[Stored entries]

<<<<

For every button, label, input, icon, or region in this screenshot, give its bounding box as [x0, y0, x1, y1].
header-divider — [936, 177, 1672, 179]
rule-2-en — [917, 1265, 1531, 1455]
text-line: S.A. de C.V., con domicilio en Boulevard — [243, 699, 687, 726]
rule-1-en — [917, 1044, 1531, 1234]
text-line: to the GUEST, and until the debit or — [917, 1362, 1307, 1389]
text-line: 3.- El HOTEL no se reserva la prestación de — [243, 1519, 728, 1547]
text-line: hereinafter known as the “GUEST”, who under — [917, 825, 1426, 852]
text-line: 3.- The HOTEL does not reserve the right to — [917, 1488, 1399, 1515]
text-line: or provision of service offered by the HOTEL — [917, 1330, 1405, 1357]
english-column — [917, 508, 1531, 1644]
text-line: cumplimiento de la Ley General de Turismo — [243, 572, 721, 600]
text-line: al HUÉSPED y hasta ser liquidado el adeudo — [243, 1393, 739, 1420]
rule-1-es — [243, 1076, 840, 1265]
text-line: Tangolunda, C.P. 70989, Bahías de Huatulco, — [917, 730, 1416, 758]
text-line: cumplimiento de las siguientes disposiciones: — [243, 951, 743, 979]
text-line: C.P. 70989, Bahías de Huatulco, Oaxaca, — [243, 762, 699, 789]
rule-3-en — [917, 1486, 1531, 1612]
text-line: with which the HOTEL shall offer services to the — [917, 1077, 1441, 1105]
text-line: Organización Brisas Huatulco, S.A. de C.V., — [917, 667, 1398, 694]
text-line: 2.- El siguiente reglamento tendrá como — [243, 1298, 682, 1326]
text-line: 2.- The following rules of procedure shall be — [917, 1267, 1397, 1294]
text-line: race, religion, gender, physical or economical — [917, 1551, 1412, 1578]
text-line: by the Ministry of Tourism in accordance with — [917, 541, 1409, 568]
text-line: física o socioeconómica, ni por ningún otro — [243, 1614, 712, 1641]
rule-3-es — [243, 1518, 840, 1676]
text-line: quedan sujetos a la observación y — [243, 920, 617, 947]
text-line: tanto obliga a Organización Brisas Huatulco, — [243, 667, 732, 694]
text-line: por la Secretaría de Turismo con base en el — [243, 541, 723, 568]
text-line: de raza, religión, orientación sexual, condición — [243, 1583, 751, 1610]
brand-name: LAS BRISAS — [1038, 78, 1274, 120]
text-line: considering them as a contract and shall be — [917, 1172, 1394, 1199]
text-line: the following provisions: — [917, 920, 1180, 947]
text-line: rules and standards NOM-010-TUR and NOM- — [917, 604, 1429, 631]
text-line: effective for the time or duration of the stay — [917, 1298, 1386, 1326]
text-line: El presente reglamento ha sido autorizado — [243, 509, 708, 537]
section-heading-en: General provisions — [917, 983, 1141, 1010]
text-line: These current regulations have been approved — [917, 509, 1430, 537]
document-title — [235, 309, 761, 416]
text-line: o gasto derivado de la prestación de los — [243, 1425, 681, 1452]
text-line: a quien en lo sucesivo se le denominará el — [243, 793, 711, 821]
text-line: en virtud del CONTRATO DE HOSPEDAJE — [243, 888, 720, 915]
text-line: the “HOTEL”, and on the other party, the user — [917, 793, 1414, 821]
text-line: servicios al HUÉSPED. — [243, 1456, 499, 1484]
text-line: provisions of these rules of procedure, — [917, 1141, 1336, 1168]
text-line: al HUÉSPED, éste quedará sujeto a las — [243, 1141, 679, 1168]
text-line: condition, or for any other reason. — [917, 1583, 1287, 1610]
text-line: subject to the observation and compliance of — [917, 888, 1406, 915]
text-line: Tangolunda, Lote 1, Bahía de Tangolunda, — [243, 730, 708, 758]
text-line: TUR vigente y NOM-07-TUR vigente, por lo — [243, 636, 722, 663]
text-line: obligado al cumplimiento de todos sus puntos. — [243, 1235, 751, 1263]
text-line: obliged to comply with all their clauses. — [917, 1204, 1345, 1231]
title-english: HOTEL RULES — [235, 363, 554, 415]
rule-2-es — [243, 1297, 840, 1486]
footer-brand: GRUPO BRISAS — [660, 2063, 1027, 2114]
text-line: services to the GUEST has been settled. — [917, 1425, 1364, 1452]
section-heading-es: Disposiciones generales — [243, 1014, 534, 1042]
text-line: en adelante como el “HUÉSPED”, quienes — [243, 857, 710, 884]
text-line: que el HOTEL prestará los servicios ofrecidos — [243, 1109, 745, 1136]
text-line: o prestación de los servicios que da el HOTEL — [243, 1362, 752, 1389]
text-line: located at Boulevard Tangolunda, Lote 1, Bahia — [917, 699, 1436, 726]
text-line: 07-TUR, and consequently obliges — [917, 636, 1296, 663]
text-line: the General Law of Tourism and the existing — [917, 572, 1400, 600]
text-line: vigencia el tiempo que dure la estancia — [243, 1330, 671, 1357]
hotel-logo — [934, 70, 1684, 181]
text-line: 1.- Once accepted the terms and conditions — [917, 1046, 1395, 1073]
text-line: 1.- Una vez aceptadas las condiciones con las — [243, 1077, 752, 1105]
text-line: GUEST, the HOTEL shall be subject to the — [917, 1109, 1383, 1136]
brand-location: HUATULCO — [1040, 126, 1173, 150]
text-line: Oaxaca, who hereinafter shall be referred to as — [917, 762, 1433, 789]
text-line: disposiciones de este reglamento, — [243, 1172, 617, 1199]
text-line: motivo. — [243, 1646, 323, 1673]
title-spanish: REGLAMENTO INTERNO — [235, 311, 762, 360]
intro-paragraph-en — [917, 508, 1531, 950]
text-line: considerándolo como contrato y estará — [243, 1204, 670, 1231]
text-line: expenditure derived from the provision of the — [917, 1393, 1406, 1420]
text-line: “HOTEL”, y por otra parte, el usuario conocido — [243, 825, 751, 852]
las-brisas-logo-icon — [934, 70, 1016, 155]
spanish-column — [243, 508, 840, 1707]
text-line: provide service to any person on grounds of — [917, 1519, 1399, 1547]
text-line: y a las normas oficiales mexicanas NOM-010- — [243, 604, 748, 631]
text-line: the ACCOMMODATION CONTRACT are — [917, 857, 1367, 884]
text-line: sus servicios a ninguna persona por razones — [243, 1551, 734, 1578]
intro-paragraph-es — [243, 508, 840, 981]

>>>>

What you should do — Copy every line of the material above word for word.

Task response —
For every button, label, input, icon, or region in this screenshot, give its bounding box as [x0, y0, x1, y1].
header-divider — [936, 177, 1672, 179]
rule-2-en — [917, 1265, 1531, 1455]
text-line: S.A. de C.V., con domicilio en Boulevard — [243, 699, 687, 726]
rule-1-en — [917, 1044, 1531, 1234]
text-line: to the GUEST, and until the debit or — [917, 1362, 1307, 1389]
text-line: 3.- El HOTEL no se reserva la prestación de — [243, 1519, 728, 1547]
text-line: hereinafter known as the “GUEST”, who under — [917, 825, 1426, 852]
text-line: 3.- The HOTEL does not reserve the right to — [917, 1488, 1399, 1515]
text-line: or provision of service offered by the HOTEL — [917, 1330, 1405, 1357]
english-column — [917, 508, 1531, 1644]
text-line: cumplimiento de la Ley General de Turismo — [243, 572, 721, 600]
text-line: al HUÉSPED y hasta ser liquidado el adeudo — [243, 1393, 739, 1420]
rule-1-es — [243, 1076, 840, 1265]
text-line: Tangolunda, C.P. 70989, Bahías de Huatulco, — [917, 730, 1416, 758]
text-line: cumplimiento de las siguientes disposiciones: — [243, 951, 743, 979]
text-line: C.P. 70989, Bahías de Huatulco, Oaxaca, — [243, 762, 699, 789]
rule-3-en — [917, 1486, 1531, 1612]
text-line: with which the HOTEL shall offer services to the — [917, 1077, 1441, 1105]
text-line: Organización Brisas Huatulco, S.A. de C.V., — [917, 667, 1398, 694]
text-line: 2.- El siguiente reglamento tendrá como — [243, 1298, 682, 1326]
text-line: 2.- The following rules of procedure shall be — [917, 1267, 1397, 1294]
text-line: race, religion, gender, physical or economical — [917, 1551, 1412, 1578]
text-line: by the Ministry of Tourism in accordance with — [917, 541, 1409, 568]
text-line: física o socioeconómica, ni por ningún otro — [243, 1614, 712, 1641]
rule-3-es — [243, 1518, 840, 1676]
text-line: quedan sujetos a la observación y — [243, 920, 617, 947]
text-line: tanto obliga a Organización Brisas Huatulco, — [243, 667, 732, 694]
text-line: por la Secretaría de Turismo con base en el — [243, 541, 723, 568]
text-line: de raza, religión, orientación sexual, condición — [243, 1583, 751, 1610]
brand-name: LAS BRISAS — [1038, 78, 1274, 120]
text-line: considering them as a contract and shall be — [917, 1172, 1394, 1199]
text-line: the following provisions: — [917, 920, 1180, 947]
text-line: rules and standards NOM-010-TUR and NOM- — [917, 604, 1429, 631]
text-line: effective for the time or duration of the stay — [917, 1298, 1386, 1326]
text-line: El presente reglamento ha sido autorizado — [243, 509, 708, 537]
section-heading-en: General provisions — [917, 983, 1141, 1010]
text-line: These current regulations have been approved — [917, 509, 1430, 537]
document-title — [235, 309, 761, 416]
text-line: o gasto derivado de la prestación de los — [243, 1425, 681, 1452]
text-line: a quien en lo sucesivo se le denominará el — [243, 793, 711, 821]
text-line: en virtud del CONTRATO DE HOSPEDAJE — [243, 888, 720, 915]
text-line: the “HOTEL”, and on the other party, the user — [917, 793, 1414, 821]
text-line: servicios al HUÉSPED. — [243, 1456, 499, 1484]
text-line: provisions of these rules of procedure, — [917, 1141, 1336, 1168]
text-line: al HUÉSPED, éste quedará sujeto a las — [243, 1141, 679, 1168]
text-line: condition, or for any other reason. — [917, 1583, 1287, 1610]
text-line: subject to the observation and compliance of — [917, 888, 1406, 915]
text-line: Tangolunda, Lote 1, Bahía de Tangolunda, — [243, 730, 708, 758]
text-line: TUR vigente y NOM-07-TUR vigente, por lo — [243, 636, 722, 663]
text-line: obligado al cumplimiento de todos sus puntos. — [243, 1235, 751, 1263]
text-line: obliged to comply with all their clauses. — [917, 1204, 1345, 1231]
title-english: HOTEL RULES — [235, 363, 554, 415]
rule-2-es — [243, 1297, 840, 1486]
footer-brand: GRUPO BRISAS — [660, 2063, 1027, 2114]
text-line: services to the GUEST has been settled. — [917, 1425, 1364, 1452]
section-heading-es: Disposiciones generales — [243, 1014, 534, 1042]
text-line: en adelante como el “HUÉSPED”, quienes — [243, 857, 710, 884]
text-line: que el HOTEL prestará los servicios ofrecidos — [243, 1109, 745, 1136]
text-line: o prestación de los servicios que da el HOTEL — [243, 1362, 752, 1389]
text-line: located at Boulevard Tangolunda, Lote 1, Bahia — [917, 699, 1436, 726]
text-line: 07-TUR, and consequently obliges — [917, 636, 1296, 663]
text-line: the General Law of Tourism and the existing — [917, 572, 1400, 600]
text-line: vigencia el tiempo que dure la estancia — [243, 1330, 671, 1357]
hotel-logo — [934, 70, 1684, 181]
text-line: 1.- Once accepted the terms and conditions — [917, 1046, 1395, 1073]
text-line: 1.- Una vez aceptadas las condiciones con las — [243, 1077, 752, 1105]
text-line: GUEST, the HOTEL shall be subject to the — [917, 1109, 1383, 1136]
brand-location: HUATULCO — [1040, 126, 1173, 150]
text-line: Oaxaca, who hereinafter shall be referred to as — [917, 762, 1433, 789]
text-line: disposiciones de este reglamento, — [243, 1172, 617, 1199]
text-line: motivo. — [243, 1646, 323, 1673]
title-spanish: REGLAMENTO INTERNO — [235, 311, 762, 360]
intro-paragraph-en — [917, 508, 1531, 950]
text-line: considerándolo como contrato y estará — [243, 1204, 670, 1231]
text-line: expenditure derived from the provision of the — [917, 1393, 1406, 1420]
text-line: “HOTEL”, y por otra parte, el usuario conocido — [243, 825, 751, 852]
las-brisas-logo-icon — [934, 70, 1016, 155]
spanish-column — [243, 508, 840, 1707]
text-line: provide service to any person on grounds of — [917, 1519, 1399, 1547]
text-line: y a las normas oficiales mexicanas NOM-010- — [243, 604, 748, 631]
text-line: the ACCOMMODATION CONTRACT are — [917, 857, 1367, 884]
text-line: sus servicios a ninguna persona por razones — [243, 1551, 734, 1578]
intro-paragraph-es — [243, 508, 840, 981]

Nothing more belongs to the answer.